* TASK DESCRIPTION
Comb through the entries for "this" and pull out each line that holds it.

* GIVEN DATA
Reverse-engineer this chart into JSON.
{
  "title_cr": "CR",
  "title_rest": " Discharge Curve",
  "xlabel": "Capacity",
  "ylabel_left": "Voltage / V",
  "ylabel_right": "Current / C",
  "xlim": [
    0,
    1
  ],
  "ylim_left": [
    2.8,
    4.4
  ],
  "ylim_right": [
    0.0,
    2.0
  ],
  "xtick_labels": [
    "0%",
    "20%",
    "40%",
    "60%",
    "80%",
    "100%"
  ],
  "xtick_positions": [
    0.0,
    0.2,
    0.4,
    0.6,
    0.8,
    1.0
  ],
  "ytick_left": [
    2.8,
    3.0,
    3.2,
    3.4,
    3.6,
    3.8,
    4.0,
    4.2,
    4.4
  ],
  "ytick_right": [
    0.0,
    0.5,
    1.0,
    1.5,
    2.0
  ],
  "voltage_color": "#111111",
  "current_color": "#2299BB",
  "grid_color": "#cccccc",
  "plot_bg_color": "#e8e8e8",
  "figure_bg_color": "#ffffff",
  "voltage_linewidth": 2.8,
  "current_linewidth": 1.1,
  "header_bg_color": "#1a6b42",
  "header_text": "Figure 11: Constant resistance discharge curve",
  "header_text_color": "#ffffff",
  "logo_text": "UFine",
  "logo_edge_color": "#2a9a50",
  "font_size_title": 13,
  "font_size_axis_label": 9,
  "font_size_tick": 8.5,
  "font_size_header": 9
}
* * *
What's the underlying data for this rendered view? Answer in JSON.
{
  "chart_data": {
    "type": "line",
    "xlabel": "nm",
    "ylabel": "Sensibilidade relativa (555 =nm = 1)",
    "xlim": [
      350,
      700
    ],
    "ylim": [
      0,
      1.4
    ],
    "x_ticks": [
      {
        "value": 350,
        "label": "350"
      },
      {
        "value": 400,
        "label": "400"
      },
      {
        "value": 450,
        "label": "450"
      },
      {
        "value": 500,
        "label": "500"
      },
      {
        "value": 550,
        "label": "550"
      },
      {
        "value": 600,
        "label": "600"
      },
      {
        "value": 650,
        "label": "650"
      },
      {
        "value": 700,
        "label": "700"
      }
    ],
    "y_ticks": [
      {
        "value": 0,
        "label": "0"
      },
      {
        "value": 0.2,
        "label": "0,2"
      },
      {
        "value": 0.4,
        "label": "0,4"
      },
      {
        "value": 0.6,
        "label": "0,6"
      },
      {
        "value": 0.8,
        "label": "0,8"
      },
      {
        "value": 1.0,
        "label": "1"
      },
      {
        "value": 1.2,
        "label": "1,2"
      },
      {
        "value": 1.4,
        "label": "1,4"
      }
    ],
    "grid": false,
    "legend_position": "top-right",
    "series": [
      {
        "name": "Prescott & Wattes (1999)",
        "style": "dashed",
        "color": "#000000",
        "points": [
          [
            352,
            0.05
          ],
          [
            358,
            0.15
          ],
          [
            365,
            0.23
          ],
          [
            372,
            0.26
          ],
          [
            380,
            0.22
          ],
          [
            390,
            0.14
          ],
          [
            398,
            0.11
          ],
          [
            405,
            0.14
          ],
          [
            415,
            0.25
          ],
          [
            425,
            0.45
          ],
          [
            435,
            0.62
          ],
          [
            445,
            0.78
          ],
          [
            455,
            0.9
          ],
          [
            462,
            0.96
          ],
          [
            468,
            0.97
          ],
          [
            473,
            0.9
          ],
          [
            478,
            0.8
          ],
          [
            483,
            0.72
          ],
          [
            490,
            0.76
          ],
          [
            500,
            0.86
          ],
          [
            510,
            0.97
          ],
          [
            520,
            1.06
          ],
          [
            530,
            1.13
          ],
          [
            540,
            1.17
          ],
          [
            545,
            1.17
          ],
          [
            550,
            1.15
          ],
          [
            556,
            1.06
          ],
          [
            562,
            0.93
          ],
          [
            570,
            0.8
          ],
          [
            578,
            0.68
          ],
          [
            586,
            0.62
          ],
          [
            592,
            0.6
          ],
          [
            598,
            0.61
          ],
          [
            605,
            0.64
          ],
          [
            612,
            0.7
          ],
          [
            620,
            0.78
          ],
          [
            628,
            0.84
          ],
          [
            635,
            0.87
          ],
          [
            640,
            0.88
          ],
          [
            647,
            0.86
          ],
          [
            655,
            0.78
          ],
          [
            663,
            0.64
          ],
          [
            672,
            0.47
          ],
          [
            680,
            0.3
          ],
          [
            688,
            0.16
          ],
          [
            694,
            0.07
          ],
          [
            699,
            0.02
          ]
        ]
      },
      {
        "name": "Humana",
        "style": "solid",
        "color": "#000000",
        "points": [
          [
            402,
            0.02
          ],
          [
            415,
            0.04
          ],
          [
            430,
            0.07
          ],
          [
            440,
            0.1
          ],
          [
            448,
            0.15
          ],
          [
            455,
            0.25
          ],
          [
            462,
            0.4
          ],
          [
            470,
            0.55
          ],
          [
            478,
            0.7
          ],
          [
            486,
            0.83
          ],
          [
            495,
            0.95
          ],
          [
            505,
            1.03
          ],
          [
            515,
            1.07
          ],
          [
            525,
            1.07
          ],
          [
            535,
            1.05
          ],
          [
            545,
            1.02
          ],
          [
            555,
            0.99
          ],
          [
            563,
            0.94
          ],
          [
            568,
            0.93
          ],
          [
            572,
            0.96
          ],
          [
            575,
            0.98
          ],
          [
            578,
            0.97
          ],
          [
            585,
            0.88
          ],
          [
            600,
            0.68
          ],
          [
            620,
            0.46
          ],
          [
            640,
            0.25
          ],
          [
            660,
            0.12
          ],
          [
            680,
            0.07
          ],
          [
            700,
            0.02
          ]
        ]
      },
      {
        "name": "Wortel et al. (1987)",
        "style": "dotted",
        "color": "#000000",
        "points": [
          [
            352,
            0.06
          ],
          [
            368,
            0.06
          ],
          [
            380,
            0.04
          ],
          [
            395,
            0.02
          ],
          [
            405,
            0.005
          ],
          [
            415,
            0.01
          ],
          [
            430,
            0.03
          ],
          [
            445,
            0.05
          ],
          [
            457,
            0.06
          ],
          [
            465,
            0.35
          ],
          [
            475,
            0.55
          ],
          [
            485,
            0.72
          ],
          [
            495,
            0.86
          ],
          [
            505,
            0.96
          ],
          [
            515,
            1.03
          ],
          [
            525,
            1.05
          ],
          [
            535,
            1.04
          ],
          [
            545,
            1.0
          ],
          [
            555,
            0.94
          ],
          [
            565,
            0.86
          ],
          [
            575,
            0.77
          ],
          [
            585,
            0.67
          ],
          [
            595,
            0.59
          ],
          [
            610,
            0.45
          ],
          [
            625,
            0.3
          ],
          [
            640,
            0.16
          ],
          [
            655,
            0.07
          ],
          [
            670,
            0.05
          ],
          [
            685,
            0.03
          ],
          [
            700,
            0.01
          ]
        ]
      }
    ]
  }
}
...
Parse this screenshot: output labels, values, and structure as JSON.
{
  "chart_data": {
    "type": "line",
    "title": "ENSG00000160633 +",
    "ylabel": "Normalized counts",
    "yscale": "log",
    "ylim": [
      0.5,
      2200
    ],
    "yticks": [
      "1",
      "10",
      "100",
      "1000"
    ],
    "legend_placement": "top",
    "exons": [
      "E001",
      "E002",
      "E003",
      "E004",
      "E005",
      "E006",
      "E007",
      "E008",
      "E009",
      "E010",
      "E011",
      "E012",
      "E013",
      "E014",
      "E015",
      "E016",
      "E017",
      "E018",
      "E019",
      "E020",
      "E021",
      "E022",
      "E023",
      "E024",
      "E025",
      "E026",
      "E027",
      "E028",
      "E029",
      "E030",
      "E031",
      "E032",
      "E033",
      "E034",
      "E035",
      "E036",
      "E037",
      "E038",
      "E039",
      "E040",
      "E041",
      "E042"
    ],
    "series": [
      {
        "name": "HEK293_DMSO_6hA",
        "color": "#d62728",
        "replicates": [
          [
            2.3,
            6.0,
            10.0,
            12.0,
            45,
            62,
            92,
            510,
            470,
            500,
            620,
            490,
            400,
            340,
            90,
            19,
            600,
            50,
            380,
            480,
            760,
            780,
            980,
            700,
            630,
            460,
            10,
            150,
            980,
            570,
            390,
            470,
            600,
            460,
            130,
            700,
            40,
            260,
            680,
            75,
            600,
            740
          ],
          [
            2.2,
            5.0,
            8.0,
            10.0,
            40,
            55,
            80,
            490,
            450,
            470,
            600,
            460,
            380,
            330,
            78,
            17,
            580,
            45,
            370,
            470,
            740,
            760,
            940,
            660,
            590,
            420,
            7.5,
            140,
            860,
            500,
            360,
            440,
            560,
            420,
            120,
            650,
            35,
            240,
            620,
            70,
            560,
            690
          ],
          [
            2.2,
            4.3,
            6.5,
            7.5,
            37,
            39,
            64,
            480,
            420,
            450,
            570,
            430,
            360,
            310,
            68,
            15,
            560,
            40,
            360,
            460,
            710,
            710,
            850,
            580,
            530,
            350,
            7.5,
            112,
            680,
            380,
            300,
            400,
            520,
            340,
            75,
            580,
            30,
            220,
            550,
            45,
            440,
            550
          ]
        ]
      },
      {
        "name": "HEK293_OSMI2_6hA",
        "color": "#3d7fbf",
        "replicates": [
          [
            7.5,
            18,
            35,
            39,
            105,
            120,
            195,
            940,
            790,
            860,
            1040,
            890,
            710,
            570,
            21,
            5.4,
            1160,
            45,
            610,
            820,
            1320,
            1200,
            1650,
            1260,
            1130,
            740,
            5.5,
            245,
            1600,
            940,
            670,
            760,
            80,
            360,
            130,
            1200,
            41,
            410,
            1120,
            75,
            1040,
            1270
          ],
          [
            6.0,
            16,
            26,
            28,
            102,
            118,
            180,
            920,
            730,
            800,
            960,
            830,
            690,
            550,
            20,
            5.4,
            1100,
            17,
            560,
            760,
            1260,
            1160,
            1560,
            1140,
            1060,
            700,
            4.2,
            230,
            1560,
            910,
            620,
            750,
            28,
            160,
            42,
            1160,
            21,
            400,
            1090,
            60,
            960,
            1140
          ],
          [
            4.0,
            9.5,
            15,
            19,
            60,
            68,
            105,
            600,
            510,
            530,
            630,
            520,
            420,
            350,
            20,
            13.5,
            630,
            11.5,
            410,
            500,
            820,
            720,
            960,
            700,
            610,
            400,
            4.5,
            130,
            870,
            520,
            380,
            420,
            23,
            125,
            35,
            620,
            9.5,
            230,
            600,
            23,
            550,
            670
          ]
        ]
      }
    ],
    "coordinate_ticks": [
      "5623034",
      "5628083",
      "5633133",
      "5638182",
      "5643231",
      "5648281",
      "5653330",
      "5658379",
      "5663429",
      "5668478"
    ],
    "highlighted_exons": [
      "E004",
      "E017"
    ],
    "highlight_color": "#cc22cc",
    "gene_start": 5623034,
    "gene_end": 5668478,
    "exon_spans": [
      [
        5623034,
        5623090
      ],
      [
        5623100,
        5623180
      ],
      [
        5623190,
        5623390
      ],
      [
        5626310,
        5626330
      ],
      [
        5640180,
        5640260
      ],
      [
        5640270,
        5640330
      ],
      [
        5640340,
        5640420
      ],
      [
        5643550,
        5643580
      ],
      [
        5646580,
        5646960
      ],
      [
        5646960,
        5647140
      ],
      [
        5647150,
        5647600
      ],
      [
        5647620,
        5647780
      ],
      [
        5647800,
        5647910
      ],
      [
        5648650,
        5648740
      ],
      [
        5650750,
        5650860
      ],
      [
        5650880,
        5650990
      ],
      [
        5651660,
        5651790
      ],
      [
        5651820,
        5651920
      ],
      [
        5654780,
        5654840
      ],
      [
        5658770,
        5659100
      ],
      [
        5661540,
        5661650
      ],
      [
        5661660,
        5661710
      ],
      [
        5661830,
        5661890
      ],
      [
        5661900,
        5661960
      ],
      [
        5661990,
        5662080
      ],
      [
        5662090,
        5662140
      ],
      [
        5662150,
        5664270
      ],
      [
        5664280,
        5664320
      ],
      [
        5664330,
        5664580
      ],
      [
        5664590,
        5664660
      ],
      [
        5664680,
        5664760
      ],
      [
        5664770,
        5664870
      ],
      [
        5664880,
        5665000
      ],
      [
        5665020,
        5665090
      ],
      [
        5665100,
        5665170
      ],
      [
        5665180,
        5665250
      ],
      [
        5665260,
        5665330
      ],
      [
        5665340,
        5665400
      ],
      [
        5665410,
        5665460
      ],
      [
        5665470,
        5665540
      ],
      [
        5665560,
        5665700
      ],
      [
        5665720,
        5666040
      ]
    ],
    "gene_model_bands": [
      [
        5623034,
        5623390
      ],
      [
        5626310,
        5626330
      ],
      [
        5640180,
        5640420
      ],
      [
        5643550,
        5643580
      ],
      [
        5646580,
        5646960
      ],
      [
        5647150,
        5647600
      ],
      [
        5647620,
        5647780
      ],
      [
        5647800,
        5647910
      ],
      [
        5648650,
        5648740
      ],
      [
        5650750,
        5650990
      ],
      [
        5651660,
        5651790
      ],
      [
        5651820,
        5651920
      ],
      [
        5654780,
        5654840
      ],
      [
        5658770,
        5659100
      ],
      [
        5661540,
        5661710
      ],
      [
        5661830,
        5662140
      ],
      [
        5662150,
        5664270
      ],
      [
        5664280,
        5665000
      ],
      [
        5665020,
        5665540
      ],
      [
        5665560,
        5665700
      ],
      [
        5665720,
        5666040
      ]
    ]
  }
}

* SOLUTION TO THE EXERCISE
Reverse-engineer this chart into JSON.
What's the underlying data for this rendered view? Answer in JSON.
Parse this screenshot: output labels, values, and structure as JSON.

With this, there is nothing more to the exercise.